(Dataset records)
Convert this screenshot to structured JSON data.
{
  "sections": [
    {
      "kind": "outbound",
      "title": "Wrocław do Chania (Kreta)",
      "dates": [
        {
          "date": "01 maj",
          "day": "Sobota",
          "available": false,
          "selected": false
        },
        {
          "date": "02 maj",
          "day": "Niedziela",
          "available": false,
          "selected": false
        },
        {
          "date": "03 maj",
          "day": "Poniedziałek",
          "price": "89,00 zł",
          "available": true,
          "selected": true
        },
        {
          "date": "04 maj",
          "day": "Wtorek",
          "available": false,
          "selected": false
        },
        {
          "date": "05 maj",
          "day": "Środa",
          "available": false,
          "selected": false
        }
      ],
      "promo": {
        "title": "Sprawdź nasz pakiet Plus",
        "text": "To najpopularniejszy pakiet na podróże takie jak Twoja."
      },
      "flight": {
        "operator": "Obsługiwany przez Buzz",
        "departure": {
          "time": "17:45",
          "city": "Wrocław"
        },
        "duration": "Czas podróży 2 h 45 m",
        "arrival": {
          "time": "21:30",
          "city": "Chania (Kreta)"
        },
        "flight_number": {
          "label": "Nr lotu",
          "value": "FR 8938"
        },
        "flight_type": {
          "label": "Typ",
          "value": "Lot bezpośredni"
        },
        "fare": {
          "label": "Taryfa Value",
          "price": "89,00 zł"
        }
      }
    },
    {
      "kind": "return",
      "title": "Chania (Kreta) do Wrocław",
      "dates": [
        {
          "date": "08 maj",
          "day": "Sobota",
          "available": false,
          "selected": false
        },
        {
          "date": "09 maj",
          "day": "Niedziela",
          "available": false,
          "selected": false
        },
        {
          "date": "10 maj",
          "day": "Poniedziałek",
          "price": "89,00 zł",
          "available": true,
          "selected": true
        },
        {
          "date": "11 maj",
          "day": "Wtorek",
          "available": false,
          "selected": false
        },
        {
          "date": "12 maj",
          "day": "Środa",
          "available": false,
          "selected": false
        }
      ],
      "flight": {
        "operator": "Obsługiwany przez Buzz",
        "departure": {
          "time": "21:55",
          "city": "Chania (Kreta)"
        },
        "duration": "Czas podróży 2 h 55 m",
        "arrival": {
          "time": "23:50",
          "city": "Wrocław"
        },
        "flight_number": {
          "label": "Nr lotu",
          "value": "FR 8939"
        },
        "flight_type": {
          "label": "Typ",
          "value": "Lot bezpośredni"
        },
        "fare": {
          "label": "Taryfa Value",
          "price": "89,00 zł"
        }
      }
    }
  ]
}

-- Written instruction --
Extract the entries above verbatim.

-- Solution to this task --
Convert this screenshot to structured JSON data.
{
  "sections": [
    {
      "kind": "outbound",
      "title": "Wrocław do Chania (Kreta)",
      "dates": [
        {
          "date": "01 maj",
          "day": "Sobota",
          "available": false,
          "selected": false
        },
        {
          "date": "02 maj",
          "day": "Niedziela",
          "available": false,
          "selected": false
        },
        {
          "date": "03 maj",
          "day": "Poniedziałek",
          "price": "89,00 zł",
          "available": true,
          "selected": true
        },
        {
          "date": "04 maj",
          "day": "Wtorek",
          "available": false,
          "selected": false
        },
        {
          "date": "05 maj",
          "day": "Środa",
          "available": false,
          "selected": false
        }
      ],
      "promo": {
        "title": "Sprawdź nasz pakiet Plus",
        "text": "To najpopularniejszy pakiet na podróże takie jak Twoja."
      },
      "flight": {
        "operator": "Obsługiwany przez Buzz",
        "departure": {
          "time": "17:45",
          "city": "Wrocław"
        },
        "duration": "Czas podróży 2 h 45 m",
        "arrival": {
          "time": "21:30",
          "city": "Chania (Kreta)"
        },
        "flight_number": {
          "label": "Nr lotu",
          "value": "FR 8938"
        },
        "flight_type": {
          "label": "Typ",
          "value": "Lot bezpośredni"
        },
        "fare": {
          "label": "Taryfa Value",
          "price": "89,00 zł"
        }
      }
    },
    {
      "kind": "return",
      "title": "Chania (Kreta) do Wrocław",
      "dates": [
        {
          "date": "08 maj",
          "day": "Sobota",
          "available": false,
          "selected": false
        },
        {
          "date": "09 maj",
          "day": "Niedziela",
          "available": false,
          "selected": false
        },
        {
          "date": "10 maj",
          "day": "Poniedziałek",
          "price": "89,00 zł",
          "available": true,
          "selected": true
        },
        {
          "date": "11 maj",
          "day": "Wtorek",
          "available": false,
          "selected": false
        },
        {
          "date": "12 maj",
          "day": "Środa",
          "available": false,
          "selected": false
        }
      ],
      "flight": {
        "operator": "Obsługiwany przez Buzz",
        "departure": {
          "time": "21:55",
          "city": "Chania (Kreta)"
        },
        "duration": "Czas podróży 2 h 55 m",
        "arrival": {
          "time": "23:50",
          "city": "Wrocław"
        },
        "flight_number": {
          "label": "Nr lotu",
          "value": "FR 8939"
        },
        "flight_type": {
          "label": "Typ",
          "value": "Lot bezpośredni"
        },
        "fare": {
          "label": "Taryfa Value",
          "price": "89,00 zł"
        }
      }
    }
  ]
}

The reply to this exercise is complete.